[Page segmentation data]
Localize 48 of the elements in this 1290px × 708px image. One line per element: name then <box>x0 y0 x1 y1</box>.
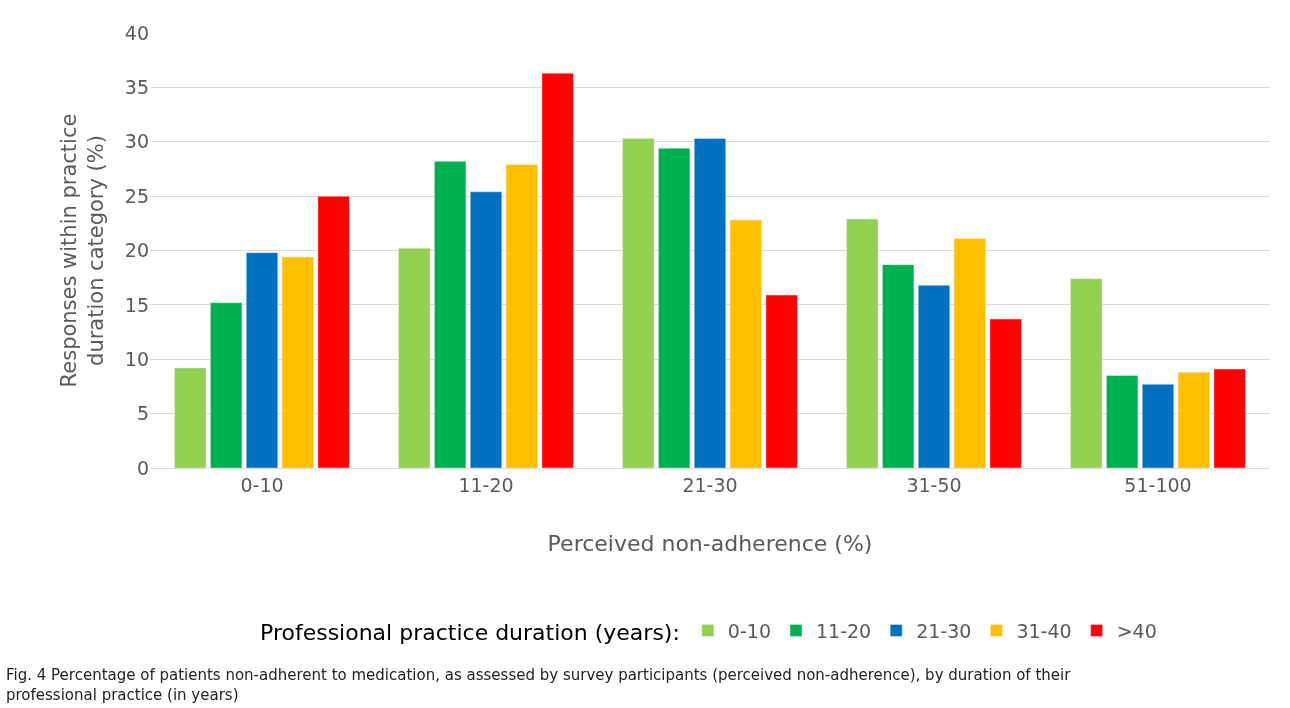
legend-title: Professional practice duration (years): <box>260 620 680 646</box>
bar <box>1070 278 1103 468</box>
x-tick-label: 0-10 <box>240 473 284 496</box>
bar <box>1141 384 1175 468</box>
x-tick-label: 51-100 <box>1124 473 1192 496</box>
bar <box>434 161 467 468</box>
y-tick-label: 40 <box>124 21 149 44</box>
y-tick-label: 30 <box>124 130 149 153</box>
y-tick-label: 35 <box>124 76 149 99</box>
bar <box>281 256 314 468</box>
bar <box>693 138 727 468</box>
bar <box>622 138 655 468</box>
y-axis-title: Responses within practice duration category (%) <box>56 113 108 388</box>
bar <box>953 238 986 468</box>
bar <box>846 218 879 468</box>
bar <box>541 72 574 468</box>
bar <box>729 219 762 468</box>
bar <box>317 195 350 468</box>
y-tick-label: 25 <box>124 184 149 207</box>
bar <box>398 248 431 468</box>
bar <box>989 318 1022 468</box>
legend-label: >40 <box>1116 619 1157 642</box>
x-tick-label: 31-50 <box>906 473 962 496</box>
x-tick-label: 11-20 <box>458 473 514 496</box>
bar <box>245 252 279 468</box>
legend-label: 11-20 <box>815 619 872 642</box>
x-tick-label: 21-30 <box>682 473 738 496</box>
bar <box>765 294 798 468</box>
bar <box>505 164 538 468</box>
bar <box>1177 372 1210 468</box>
bar <box>917 285 951 468</box>
legend-label: 21-30 <box>916 619 972 642</box>
y-tick-label: 10 <box>124 347 149 370</box>
bar <box>882 264 915 468</box>
y-tick-label: 5 <box>136 402 149 425</box>
x-axis-title: Perceived non-adherence (%) <box>547 530 873 556</box>
y-tick-label: 0 <box>136 456 149 479</box>
bar <box>174 367 207 468</box>
bar <box>1213 368 1246 468</box>
bar <box>469 191 503 468</box>
legend-label: 0-10 <box>727 619 771 642</box>
y-tick-label: 15 <box>124 293 149 316</box>
caption: Fig. 4 Percentage of patients non-adherent to medication, as assessed by survey participants (perceived non-adherence), by duration of their professional practice (in years) <box>6 666 1072 704</box>
legend-label: 31-40 <box>1016 619 1072 642</box>
bar <box>1106 375 1139 468</box>
bar <box>658 148 691 468</box>
y-tick-label: 20 <box>124 239 149 262</box>
bar <box>210 302 243 468</box>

PROBLEM TO WORK ON:
Repeat every entry above word for word, and include no pictures.

COMPLETED TASK:
Localize 48 of the elements in this 1290px × 708px image. One line per element: name then <box>x0 y0 x1 y1</box>.
legend-title: Professional practice duration (years): <box>260 620 680 646</box>
bar <box>1070 278 1103 468</box>
x-tick-label: 0-10 <box>240 473 284 496</box>
bar <box>1141 384 1175 468</box>
x-tick-label: 51-100 <box>1124 473 1192 496</box>
bar <box>434 161 467 468</box>
y-tick-label: 40 <box>124 21 149 44</box>
y-tick-label: 30 <box>124 130 149 153</box>
y-tick-label: 35 <box>124 76 149 99</box>
bar <box>281 256 314 468</box>
bar <box>693 138 727 468</box>
bar <box>622 138 655 468</box>
y-axis-title: Responses within practice duration category (%) <box>56 113 108 388</box>
bar <box>953 238 986 468</box>
bar <box>846 218 879 468</box>
bar <box>541 72 574 468</box>
bar <box>729 219 762 468</box>
bar <box>317 195 350 468</box>
y-tick-label: 25 <box>124 184 149 207</box>
bar <box>398 248 431 468</box>
bar <box>989 318 1022 468</box>
legend-label: >40 <box>1116 619 1157 642</box>
x-tick-label: 31-50 <box>906 473 962 496</box>
x-tick-label: 11-20 <box>458 473 514 496</box>
bar <box>245 252 279 468</box>
legend-label: 11-20 <box>815 619 872 642</box>
x-tick-label: 21-30 <box>682 473 738 496</box>
bar <box>765 294 798 468</box>
bar <box>505 164 538 468</box>
bar <box>1177 372 1210 468</box>
bar <box>917 285 951 468</box>
legend-label: 21-30 <box>916 619 972 642</box>
y-tick-label: 10 <box>124 347 149 370</box>
bar <box>882 264 915 468</box>
y-tick-label: 5 <box>136 402 149 425</box>
x-axis-title: Perceived non-adherence (%) <box>547 530 873 556</box>
y-tick-label: 0 <box>136 456 149 479</box>
bar <box>174 367 207 468</box>
bar <box>1213 368 1246 468</box>
bar <box>469 191 503 468</box>
legend-label: 0-10 <box>727 619 771 642</box>
y-tick-label: 15 <box>124 293 149 316</box>
caption: Fig. 4 Percentage of patients non-adherent to medication, as assessed by survey participants (perceived non-adherence), by duration of their professional practice (in years) <box>6 666 1072 704</box>
legend-label: 31-40 <box>1016 619 1072 642</box>
bar <box>1106 375 1139 468</box>
bar <box>658 148 691 468</box>
y-tick-label: 20 <box>124 239 149 262</box>
bar <box>210 302 243 468</box>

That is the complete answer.